In your copy, include every line of the listing below exactly but none of the pictures.

— begin Dataset excerpts —

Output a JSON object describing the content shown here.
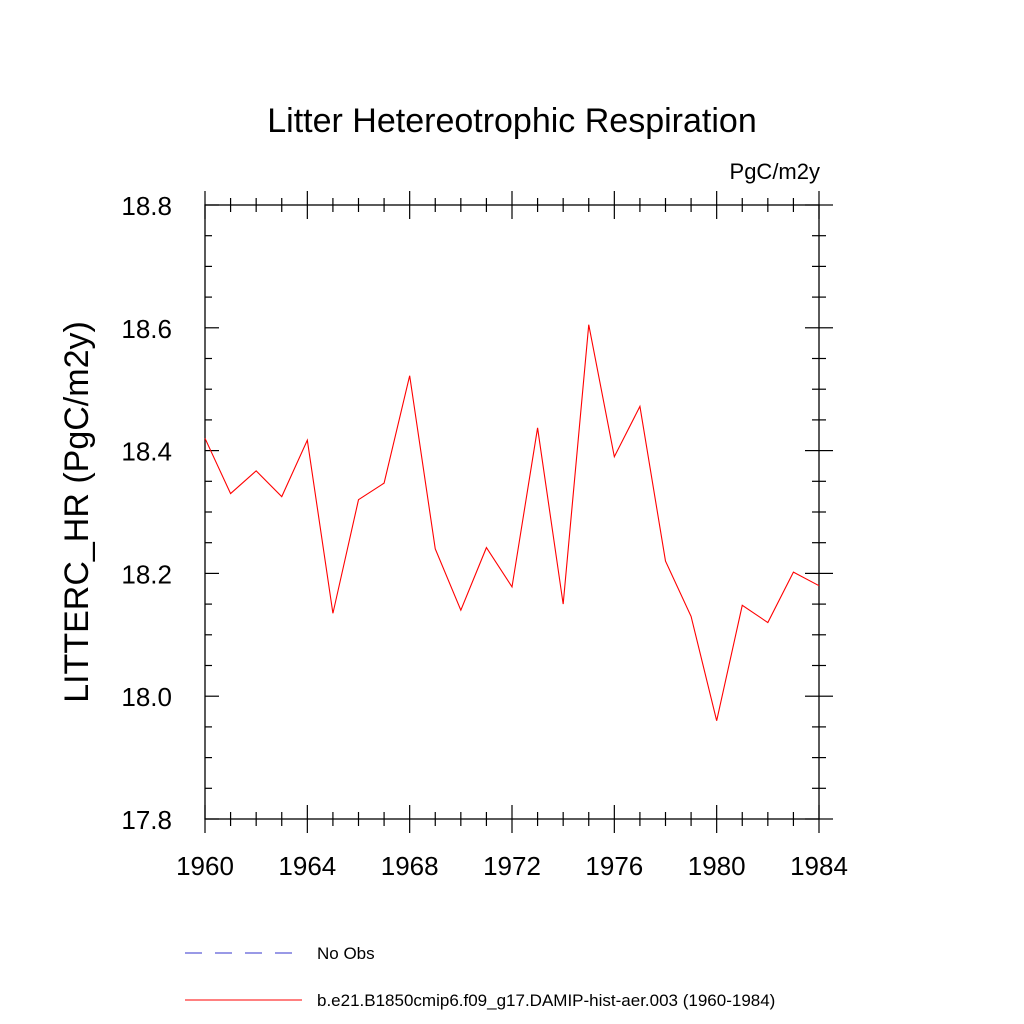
{
  "chart_data": {
    "type": "line",
    "title": "Litter Hetereotrophic Respiration",
    "units": "PgC/m2y",
    "ylabel": "LITTERC_HR  (PgC/m2y)",
    "xlabel": "",
    "xlim": [
      1960,
      1984
    ],
    "ylim": [
      17.8,
      18.8
    ],
    "x_ticks": [
      1960,
      1964,
      1968,
      1972,
      1976,
      1980,
      1984
    ],
    "y_ticks": [
      17.8,
      18.0,
      18.2,
      18.4,
      18.6,
      18.8
    ],
    "x_tick_labels": [
      "1960",
      "1964",
      "1968",
      "1972",
      "1976",
      "1980",
      "1984"
    ],
    "y_tick_labels": [
      "17.8",
      "18.0",
      "18.2",
      "18.4",
      "18.6",
      "18.8"
    ],
    "grid": false,
    "legend_position": "bottom",
    "series": [
      {
        "name": "b.e21.B1850cmip6.f09_g17.DAMIP-hist-aer.003 (1960-1984)",
        "color": "#ff0000",
        "style": "solid",
        "x": [
          1960,
          1961,
          1962,
          1963,
          1964,
          1965,
          1966,
          1967,
          1968,
          1969,
          1970,
          1971,
          1972,
          1973,
          1974,
          1975,
          1976,
          1977,
          1978,
          1979,
          1980,
          1981,
          1982,
          1983,
          1984
        ],
        "y": [
          18.42,
          18.33,
          18.367,
          18.325,
          18.417,
          18.135,
          18.32,
          18.347,
          18.522,
          18.24,
          18.14,
          18.242,
          18.178,
          18.437,
          18.15,
          18.605,
          18.39,
          18.472,
          18.22,
          18.13,
          17.96,
          18.148,
          18.12,
          18.202,
          18.18
        ]
      }
    ],
    "legend": [
      {
        "label": "No Obs",
        "color": "#3333cc",
        "style": "dashed"
      },
      {
        "label": "b.e21.B1850cmip6.f09_g17.DAMIP-hist-aer.003 (1960-1984)",
        "color": "#ff0000",
        "style": "solid"
      }
    ]
  }
}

— end Dataset excerpts —

**Completed task**
Output a JSON object describing the content shown here.
{
  "chart_data": {
    "type": "line",
    "title": "Litter Hetereotrophic Respiration",
    "units": "PgC/m2y",
    "ylabel": "LITTERC_HR  (PgC/m2y)",
    "xlabel": "",
    "xlim": [
      1960,
      1984
    ],
    "ylim": [
      17.8,
      18.8
    ],
    "x_ticks": [
      1960,
      1964,
      1968,
      1972,
      1976,
      1980,
      1984
    ],
    "y_ticks": [
      17.8,
      18.0,
      18.2,
      18.4,
      18.6,
      18.8
    ],
    "x_tick_labels": [
      "1960",
      "1964",
      "1968",
      "1972",
      "1976",
      "1980",
      "1984"
    ],
    "y_tick_labels": [
      "17.8",
      "18.0",
      "18.2",
      "18.4",
      "18.6",
      "18.8"
    ],
    "grid": false,
    "legend_position": "bottom",
    "series": [
      {
        "name": "b.e21.B1850cmip6.f09_g17.DAMIP-hist-aer.003 (1960-1984)",
        "color": "#ff0000",
        "style": "solid",
        "x": [
          1960,
          1961,
          1962,
          1963,
          1964,
          1965,
          1966,
          1967,
          1968,
          1969,
          1970,
          1971,
          1972,
          1973,
          1974,
          1975,
          1976,
          1977,
          1978,
          1979,
          1980,
          1981,
          1982,
          1983,
          1984
        ],
        "y": [
          18.42,
          18.33,
          18.367,
          18.325,
          18.417,
          18.135,
          18.32,
          18.347,
          18.522,
          18.24,
          18.14,
          18.242,
          18.178,
          18.437,
          18.15,
          18.605,
          18.39,
          18.472,
          18.22,
          18.13,
          17.96,
          18.148,
          18.12,
          18.202,
          18.18
        ]
      }
    ],
    "legend": [
      {
        "label": "No Obs",
        "color": "#3333cc",
        "style": "dashed"
      },
      {
        "label": "b.e21.B1850cmip6.f09_g17.DAMIP-hist-aer.003 (1960-1984)",
        "color": "#ff0000",
        "style": "solid"
      }
    ]
  }
}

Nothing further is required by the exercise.